Task to complete ::
Rewrite the items from the start through the line that contains "Text: Medeni durum: Medeni", replacing "YO/üniversite" with "Yüksekokul/üniversite" and leaving everything else as it is.

(Layout coordinate data)
+ + + +

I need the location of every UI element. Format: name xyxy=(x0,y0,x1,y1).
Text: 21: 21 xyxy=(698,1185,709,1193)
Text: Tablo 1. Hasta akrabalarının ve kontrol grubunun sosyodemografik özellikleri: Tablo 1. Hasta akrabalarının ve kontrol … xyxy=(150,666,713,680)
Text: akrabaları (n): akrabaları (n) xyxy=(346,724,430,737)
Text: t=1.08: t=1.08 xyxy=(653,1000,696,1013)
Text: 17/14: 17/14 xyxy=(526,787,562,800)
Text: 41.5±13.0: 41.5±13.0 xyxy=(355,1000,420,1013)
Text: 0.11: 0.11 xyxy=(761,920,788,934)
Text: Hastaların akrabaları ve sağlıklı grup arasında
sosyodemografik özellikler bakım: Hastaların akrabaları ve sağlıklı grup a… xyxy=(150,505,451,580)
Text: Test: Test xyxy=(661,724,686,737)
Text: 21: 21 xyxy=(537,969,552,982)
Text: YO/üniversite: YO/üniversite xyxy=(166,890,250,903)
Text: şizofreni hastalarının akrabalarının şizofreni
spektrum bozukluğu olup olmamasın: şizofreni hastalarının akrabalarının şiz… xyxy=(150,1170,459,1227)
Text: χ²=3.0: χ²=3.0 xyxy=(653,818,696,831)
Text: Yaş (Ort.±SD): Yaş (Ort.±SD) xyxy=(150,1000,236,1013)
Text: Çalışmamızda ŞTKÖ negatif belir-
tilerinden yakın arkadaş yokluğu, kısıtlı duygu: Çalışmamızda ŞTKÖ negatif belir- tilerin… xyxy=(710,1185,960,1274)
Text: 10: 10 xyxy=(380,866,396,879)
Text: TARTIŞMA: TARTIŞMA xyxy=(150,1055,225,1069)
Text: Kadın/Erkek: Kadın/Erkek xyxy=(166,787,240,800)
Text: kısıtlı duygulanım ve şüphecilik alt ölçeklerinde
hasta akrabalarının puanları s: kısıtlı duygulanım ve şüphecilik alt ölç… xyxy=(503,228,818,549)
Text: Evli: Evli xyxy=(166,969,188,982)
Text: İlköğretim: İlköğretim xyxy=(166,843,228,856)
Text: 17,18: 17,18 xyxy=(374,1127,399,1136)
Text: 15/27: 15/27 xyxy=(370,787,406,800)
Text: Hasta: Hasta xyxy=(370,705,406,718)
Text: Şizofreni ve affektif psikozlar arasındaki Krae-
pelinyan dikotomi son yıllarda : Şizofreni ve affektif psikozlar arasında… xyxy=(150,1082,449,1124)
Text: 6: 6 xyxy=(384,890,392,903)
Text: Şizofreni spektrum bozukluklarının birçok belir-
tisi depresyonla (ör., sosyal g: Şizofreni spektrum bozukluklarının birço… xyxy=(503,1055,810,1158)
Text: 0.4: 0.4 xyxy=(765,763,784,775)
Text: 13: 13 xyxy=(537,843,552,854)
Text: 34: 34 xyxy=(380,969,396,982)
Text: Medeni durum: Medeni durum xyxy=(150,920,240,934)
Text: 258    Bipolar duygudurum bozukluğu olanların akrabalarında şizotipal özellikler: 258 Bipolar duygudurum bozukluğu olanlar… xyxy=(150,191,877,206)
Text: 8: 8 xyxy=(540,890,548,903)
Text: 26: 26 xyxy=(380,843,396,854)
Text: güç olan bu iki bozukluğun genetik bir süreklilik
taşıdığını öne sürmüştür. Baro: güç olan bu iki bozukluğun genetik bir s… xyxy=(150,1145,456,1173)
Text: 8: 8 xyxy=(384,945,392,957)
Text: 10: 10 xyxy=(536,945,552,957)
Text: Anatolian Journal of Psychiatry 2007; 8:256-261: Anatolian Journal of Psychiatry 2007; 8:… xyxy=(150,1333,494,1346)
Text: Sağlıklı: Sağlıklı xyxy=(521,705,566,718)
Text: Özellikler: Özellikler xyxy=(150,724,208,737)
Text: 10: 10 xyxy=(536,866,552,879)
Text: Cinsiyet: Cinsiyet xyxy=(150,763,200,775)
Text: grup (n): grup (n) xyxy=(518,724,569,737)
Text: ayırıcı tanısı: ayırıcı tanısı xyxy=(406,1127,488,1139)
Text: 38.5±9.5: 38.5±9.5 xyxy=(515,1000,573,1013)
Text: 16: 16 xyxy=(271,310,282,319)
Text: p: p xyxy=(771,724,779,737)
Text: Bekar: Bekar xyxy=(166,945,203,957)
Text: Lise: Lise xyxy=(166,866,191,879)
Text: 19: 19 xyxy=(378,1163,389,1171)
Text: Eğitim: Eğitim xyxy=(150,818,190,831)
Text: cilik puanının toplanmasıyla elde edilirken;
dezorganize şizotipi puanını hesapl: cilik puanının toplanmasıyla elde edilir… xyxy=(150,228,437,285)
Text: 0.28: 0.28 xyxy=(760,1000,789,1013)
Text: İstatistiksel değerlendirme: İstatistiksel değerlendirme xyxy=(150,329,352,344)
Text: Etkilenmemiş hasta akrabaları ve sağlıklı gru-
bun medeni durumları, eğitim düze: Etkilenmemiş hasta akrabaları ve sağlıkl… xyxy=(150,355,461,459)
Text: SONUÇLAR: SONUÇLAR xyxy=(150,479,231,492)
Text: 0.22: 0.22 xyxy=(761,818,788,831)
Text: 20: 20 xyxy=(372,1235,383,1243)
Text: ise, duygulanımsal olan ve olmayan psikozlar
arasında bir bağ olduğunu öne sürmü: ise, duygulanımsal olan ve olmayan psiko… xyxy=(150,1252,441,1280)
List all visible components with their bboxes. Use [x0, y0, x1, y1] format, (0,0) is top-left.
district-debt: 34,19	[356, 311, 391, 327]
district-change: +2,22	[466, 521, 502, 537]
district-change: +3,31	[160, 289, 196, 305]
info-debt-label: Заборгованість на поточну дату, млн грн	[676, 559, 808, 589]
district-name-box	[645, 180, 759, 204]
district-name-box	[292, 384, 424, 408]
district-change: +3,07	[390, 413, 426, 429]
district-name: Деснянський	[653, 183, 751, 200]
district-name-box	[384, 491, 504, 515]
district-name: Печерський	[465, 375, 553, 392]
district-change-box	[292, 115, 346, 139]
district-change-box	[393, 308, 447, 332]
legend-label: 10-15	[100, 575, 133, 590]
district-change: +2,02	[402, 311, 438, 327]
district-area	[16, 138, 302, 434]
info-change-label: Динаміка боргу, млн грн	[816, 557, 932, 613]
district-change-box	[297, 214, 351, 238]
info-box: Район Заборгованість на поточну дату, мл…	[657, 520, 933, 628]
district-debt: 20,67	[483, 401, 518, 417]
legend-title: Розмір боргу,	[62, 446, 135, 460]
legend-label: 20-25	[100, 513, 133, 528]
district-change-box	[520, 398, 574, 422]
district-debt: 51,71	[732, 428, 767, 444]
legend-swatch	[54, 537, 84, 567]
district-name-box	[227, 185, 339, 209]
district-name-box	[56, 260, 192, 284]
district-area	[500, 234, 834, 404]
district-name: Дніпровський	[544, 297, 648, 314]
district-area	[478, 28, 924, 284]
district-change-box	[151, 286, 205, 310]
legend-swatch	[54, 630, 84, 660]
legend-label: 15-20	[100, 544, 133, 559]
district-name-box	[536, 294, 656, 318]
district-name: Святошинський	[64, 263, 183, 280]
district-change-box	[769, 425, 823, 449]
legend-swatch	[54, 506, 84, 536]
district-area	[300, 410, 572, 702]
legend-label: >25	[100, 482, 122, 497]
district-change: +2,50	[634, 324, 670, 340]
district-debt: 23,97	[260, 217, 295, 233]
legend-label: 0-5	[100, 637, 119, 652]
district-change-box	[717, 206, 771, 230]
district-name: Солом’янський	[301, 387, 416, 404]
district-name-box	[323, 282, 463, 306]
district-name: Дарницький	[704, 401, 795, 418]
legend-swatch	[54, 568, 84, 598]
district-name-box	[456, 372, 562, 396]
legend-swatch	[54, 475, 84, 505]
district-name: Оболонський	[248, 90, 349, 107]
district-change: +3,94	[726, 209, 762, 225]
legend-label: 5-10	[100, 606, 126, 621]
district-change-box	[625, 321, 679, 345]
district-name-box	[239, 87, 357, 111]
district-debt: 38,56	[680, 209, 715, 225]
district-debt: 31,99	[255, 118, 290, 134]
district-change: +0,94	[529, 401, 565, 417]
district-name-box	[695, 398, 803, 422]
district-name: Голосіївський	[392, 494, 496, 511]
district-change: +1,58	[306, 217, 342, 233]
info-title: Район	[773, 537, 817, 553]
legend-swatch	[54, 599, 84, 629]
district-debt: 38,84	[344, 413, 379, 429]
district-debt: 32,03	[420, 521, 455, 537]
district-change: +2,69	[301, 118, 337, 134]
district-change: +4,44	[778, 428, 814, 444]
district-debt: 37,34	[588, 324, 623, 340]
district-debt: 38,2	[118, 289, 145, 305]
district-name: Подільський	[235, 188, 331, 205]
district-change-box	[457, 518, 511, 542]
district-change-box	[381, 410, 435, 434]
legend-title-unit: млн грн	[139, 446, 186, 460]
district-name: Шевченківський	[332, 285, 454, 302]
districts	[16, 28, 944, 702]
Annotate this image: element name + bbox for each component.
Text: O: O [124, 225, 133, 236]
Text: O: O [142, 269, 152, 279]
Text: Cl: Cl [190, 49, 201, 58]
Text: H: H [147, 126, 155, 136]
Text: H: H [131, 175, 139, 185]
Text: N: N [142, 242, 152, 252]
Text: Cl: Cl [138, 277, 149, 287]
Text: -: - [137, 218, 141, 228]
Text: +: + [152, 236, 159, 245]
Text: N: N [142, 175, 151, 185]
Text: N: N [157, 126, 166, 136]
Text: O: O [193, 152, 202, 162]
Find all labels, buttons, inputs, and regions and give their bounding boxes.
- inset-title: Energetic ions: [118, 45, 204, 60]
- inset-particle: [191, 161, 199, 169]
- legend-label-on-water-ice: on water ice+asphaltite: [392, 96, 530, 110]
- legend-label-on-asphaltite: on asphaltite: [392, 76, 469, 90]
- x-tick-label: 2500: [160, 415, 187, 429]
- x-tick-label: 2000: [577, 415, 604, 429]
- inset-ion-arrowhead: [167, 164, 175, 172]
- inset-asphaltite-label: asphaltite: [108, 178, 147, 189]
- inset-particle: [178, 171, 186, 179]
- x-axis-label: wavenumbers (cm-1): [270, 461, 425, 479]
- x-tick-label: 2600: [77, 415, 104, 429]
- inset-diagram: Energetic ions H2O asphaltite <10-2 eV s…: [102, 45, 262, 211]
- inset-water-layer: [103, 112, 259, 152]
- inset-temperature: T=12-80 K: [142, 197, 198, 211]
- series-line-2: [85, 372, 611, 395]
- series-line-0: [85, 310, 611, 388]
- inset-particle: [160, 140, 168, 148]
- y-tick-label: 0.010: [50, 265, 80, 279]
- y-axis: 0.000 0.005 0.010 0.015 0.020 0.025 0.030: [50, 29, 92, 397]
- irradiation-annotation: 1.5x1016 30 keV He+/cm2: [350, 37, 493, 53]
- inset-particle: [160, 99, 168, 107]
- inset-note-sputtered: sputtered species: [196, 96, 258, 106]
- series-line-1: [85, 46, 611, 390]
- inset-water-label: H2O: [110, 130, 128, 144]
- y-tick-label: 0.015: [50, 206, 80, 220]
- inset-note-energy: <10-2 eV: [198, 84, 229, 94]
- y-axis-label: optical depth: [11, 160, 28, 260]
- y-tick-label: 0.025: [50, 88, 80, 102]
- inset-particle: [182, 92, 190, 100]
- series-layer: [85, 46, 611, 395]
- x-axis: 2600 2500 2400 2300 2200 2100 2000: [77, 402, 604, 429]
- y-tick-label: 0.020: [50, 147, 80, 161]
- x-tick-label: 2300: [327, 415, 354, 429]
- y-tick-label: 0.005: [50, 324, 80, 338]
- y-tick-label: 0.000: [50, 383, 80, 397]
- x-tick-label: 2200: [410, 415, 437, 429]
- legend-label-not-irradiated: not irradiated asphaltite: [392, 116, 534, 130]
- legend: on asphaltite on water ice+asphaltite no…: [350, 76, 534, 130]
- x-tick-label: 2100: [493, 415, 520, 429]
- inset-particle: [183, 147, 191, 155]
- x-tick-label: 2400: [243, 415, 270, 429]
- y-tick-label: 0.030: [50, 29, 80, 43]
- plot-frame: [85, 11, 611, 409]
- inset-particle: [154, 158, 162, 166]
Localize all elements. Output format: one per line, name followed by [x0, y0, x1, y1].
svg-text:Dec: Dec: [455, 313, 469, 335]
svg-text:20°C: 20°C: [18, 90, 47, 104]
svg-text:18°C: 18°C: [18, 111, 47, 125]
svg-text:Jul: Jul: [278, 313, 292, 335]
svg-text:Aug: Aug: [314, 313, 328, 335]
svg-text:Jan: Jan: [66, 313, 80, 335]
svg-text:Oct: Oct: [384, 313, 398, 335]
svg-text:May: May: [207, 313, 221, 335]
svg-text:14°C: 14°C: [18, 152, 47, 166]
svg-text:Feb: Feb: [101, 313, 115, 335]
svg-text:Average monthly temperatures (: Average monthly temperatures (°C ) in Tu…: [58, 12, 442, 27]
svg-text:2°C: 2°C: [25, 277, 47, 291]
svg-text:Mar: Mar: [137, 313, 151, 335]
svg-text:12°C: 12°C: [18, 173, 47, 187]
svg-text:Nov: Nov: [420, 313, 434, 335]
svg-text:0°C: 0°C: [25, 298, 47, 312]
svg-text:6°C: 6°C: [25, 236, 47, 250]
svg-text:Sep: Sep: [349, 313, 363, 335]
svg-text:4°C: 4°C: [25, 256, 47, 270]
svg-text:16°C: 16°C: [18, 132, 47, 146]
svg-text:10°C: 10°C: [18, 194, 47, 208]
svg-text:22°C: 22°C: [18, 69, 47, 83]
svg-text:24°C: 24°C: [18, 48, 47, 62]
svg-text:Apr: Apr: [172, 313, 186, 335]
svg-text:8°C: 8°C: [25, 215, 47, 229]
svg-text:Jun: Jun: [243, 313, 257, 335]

+ + + +

Task solution ::
I need the location of every UI element. Format: name xyxy=(x0,y0,x1,y1).
Text: 21: 21 xyxy=(698,1185,709,1193)
Text: Tablo 1. Hasta akrabalarının ve kontrol grubunun sosyodemografik özellikleri: Tablo 1. Hasta akrabalarının ve kontrol … xyxy=(150,666,713,680)
Text: akrabaları (n): akrabaları (n) xyxy=(346,724,430,737)
Text: t=1.08: t=1.08 xyxy=(653,1000,696,1013)
Text: 17/14: 17/14 xyxy=(526,787,562,800)
Text: 41.5±13.0: 41.5±13.0 xyxy=(355,1000,420,1013)
Text: 0.11: 0.11 xyxy=(761,920,788,934)
Text: Hastaların akrabaları ve sağlıklı grup arasında
sosyodemografik özellikler bakım: Hastaların akrabaları ve sağlıklı grup a… xyxy=(150,505,451,580)
Text: Test: Test xyxy=(661,724,686,737)
Text: 21: 21 xyxy=(537,969,552,982)
Text: Yüksekokul/üniversite: Yüksekokul/üniversite xyxy=(166,890,250,903)
Text: şizofreni hastalarının akrabalarının şizofreni
spektrum bozukluğu olup olmamasın: şizofreni hastalarının akrabalarının şiz… xyxy=(150,1170,459,1227)
Text: χ²=3.0: χ²=3.0 xyxy=(653,818,696,831)
Text: Yaş (Ort.±SD): Yaş (Ort.±SD) xyxy=(150,1000,236,1013)
Text: Çalışmamızda ŞTKÖ negatif belir-
tilerinden yakın arkadaş yokluğu, kısıtlı duygu: Çalışmamızda ŞTKÖ negatif belir- tilerin… xyxy=(710,1185,960,1274)
Text: 10: 10 xyxy=(380,866,396,879)
Text: TARTIŞMA: TARTIŞMA xyxy=(150,1055,225,1069)
Text: Kadın/Erkek: Kadın/Erkek xyxy=(166,787,240,800)
Text: kısıtlı duygulanım ve şüphecilik alt ölçeklerinde
hasta akrabalarının puanları s: kısıtlı duygulanım ve şüphecilik alt ölç… xyxy=(503,228,818,549)
Text: Evli: Evli xyxy=(166,969,188,982)
Text: İlköğretim: İlköğretim xyxy=(166,843,228,856)
Text: 17,18: 17,18 xyxy=(374,1127,399,1136)
Text: 15/27: 15/27 xyxy=(370,787,406,800)
Text: Hasta: Hasta xyxy=(370,705,406,718)
Text: Şizofreni ve affektif psikozlar arasındaki Krae-
pelinyan dikotomi son yıllarda : Şizofreni ve affektif psikozlar arasında… xyxy=(150,1082,449,1124)
Text: 6: 6 xyxy=(384,890,392,903)
Text: Şizofreni spektrum bozukluklarının birçok belir-
tisi depresyonla (ör., sosyal g: Şizofreni spektrum bozukluklarının birço… xyxy=(503,1055,810,1158)
Text: 0.4: 0.4 xyxy=(765,763,784,775)
Text: 13: 13 xyxy=(537,843,552,854)
Text: 34: 34 xyxy=(380,969,396,982)
Text: Medeni durum: Medeni durum xyxy=(150,920,240,934)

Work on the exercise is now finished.